[Structured figure records]
::::

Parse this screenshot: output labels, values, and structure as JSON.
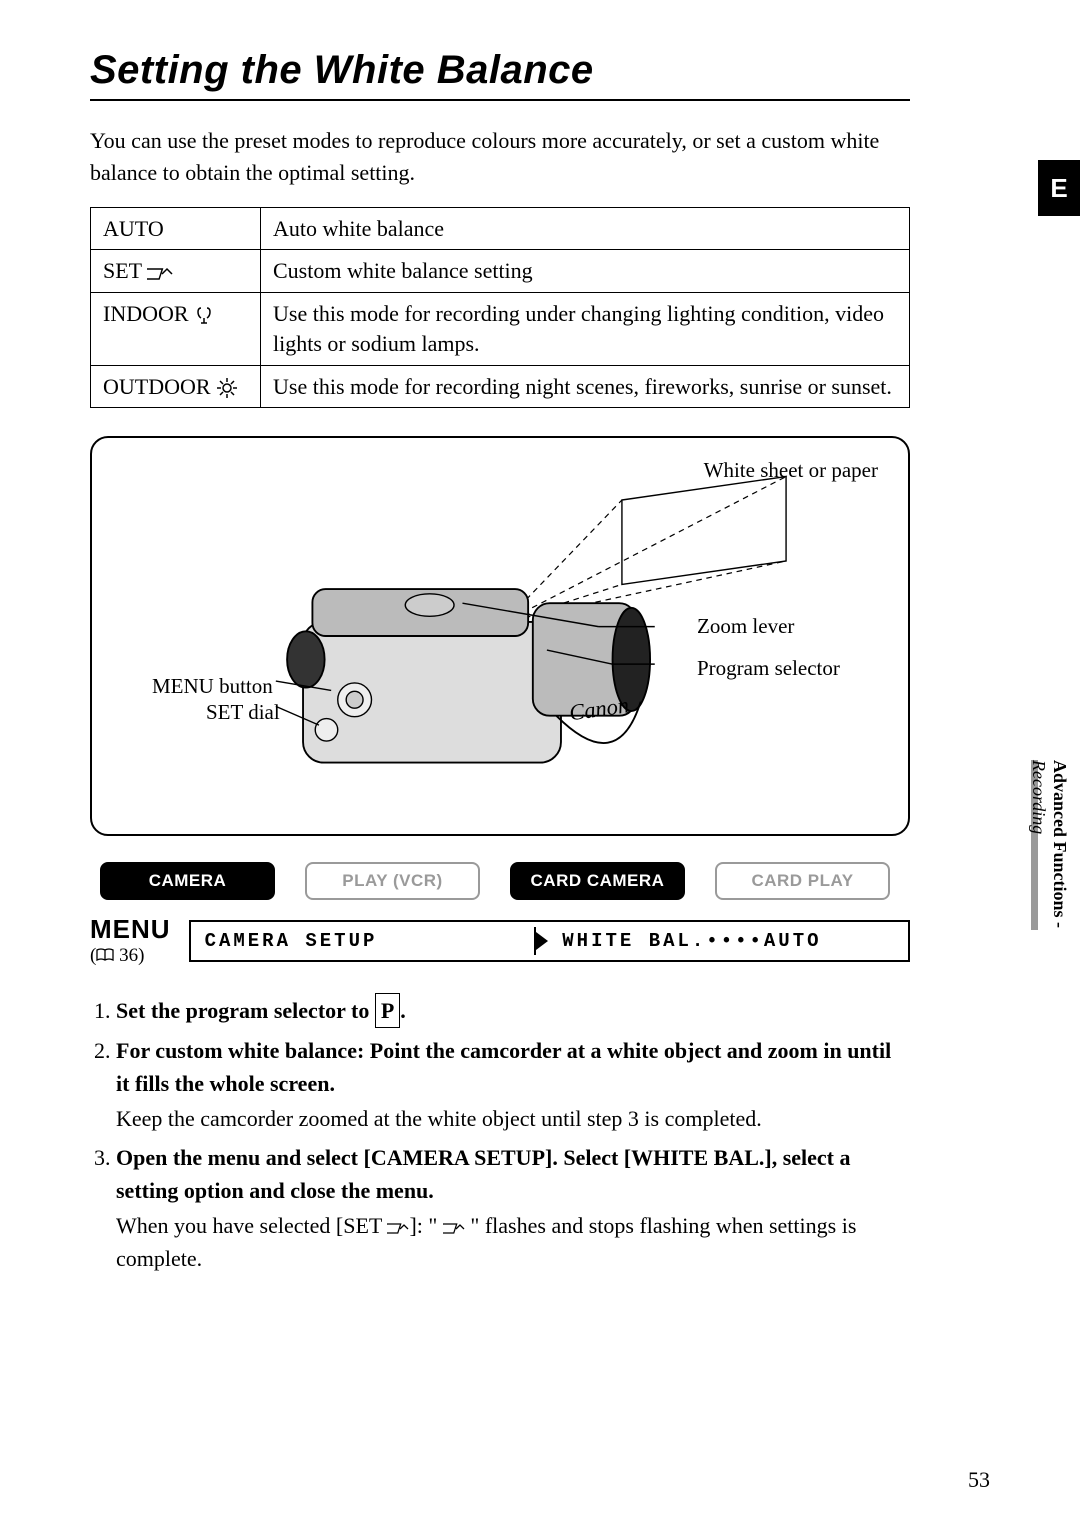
{
  "page": {
    "title": "Setting the White Balance",
    "intro": "You can use the preset modes to reproduce colours more accurately, or set a custom white balance to obtain the optimal setting.",
    "pageNumber": "53",
    "langTab": "E"
  },
  "sideTab": {
    "bold": "Advanced Functions -",
    "ital": "Recording"
  },
  "modesTable": {
    "rows": [
      {
        "name": "AUTO",
        "iconType": "",
        "desc": "Auto white balance"
      },
      {
        "name": "SET",
        "iconType": "set",
        "desc": "Custom white balance setting"
      },
      {
        "name": "INDOOR",
        "iconType": "indoor",
        "desc": "Use this mode for recording under changing lighting condition, video lights or sodium lamps."
      },
      {
        "name": "OUTDOOR",
        "iconType": "outdoor",
        "desc": "Use this mode for recording night scenes, fireworks, sunrise or sunset."
      }
    ]
  },
  "diagram": {
    "labels": {
      "whiteSheet": "White sheet or paper",
      "zoomLever": "Zoom lever",
      "programSelector": "Program selector",
      "menuButton": "MENU button",
      "setDial": "SET dial"
    }
  },
  "modeTabs": [
    {
      "label": "CAMERA",
      "state": "active"
    },
    {
      "label": "PLAY (VCR)",
      "state": "inactive"
    },
    {
      "label": "CARD CAMERA",
      "state": "active"
    },
    {
      "label": "CARD PLAY",
      "state": "inactive"
    }
  ],
  "menu": {
    "label": "MENU",
    "ref": "36",
    "left": "CAMERA SETUP",
    "right": "WHITE BAL.••••AUTO"
  },
  "steps": {
    "s1a": "Set the program selector to ",
    "s1b": "P",
    "s1c": ".",
    "s2": "For custom white balance: Point the camcorder at a white object and zoom in until it fills the whole screen.",
    "s2sub": "Keep the camcorder zoomed at the white object until step 3 is completed.",
    "s3": "Open the menu and select [CAMERA SETUP]. Select [WHITE BAL.], select a setting option and close the menu.",
    "s3suba": "When you have selected [SET ",
    "s3subb": "]: \" ",
    "s3subc": " \" flashes and stops flashing when settings is complete."
  }
}
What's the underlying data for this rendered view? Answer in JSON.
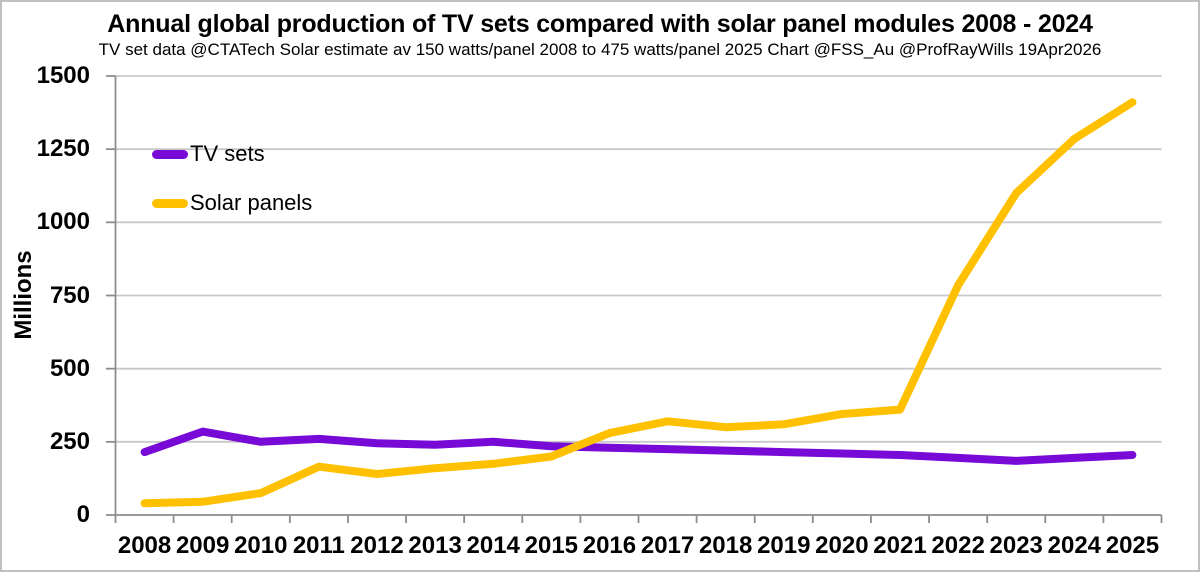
{
  "header": {
    "title": "Annual global production of TV sets compared with solar panel modules 2008 - 2024",
    "subtitle": "TV set data @CTATech Solar estimate av 150 watts/panel 2008 to 475 watts/panel 2025 Chart @FSS_Au @ProfRayWills 19Apr2026"
  },
  "colors": {
    "gridline": "#c8c8c8",
    "axis": "#8c8c8c",
    "background": "#ffffff",
    "border": "#bfbfbf",
    "text": "#000000"
  },
  "chart_data": {
    "type": "line",
    "title": "Annual global production of TV sets compared with solar panel modules 2008 - 2024",
    "subtitle": "TV set data @CTATech Solar estimate av 150 watts/panel 2008 to 475 watts/panel 2025 Chart @FSS_Au @ProfRayWills 19Apr2026",
    "categories": [
      "2008",
      "2009",
      "2010",
      "2011",
      "2012",
      "2013",
      "2014",
      "2015",
      "2016",
      "2017",
      "2018",
      "2019",
      "2020",
      "2021",
      "2022",
      "2023",
      "2024",
      "2025"
    ],
    "series": [
      {
        "name": "TV sets",
        "color": "#780ad7",
        "values": [
          215,
          285,
          250,
          260,
          245,
          240,
          250,
          235,
          230,
          225,
          220,
          215,
          210,
          205,
          195,
          185,
          195,
          205
        ]
      },
      {
        "name": "Solar panels",
        "color": "#ffc000",
        "values": [
          40,
          45,
          75,
          165,
          140,
          160,
          175,
          200,
          280,
          320,
          300,
          310,
          345,
          360,
          785,
          1100,
          1285,
          1410
        ]
      }
    ],
    "xlabel": "",
    "ylabel": "Millions",
    "ylim": [
      0,
      1500
    ],
    "yticks": [
      0,
      250,
      500,
      750,
      1000,
      1250,
      1500
    ],
    "grid": true,
    "legend_position": "top-left-inside"
  }
}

::::

Copy every line of the listing containing the string "selector".

      "programSelector": "Program selector",
    "s1a": "Set the program selector to ",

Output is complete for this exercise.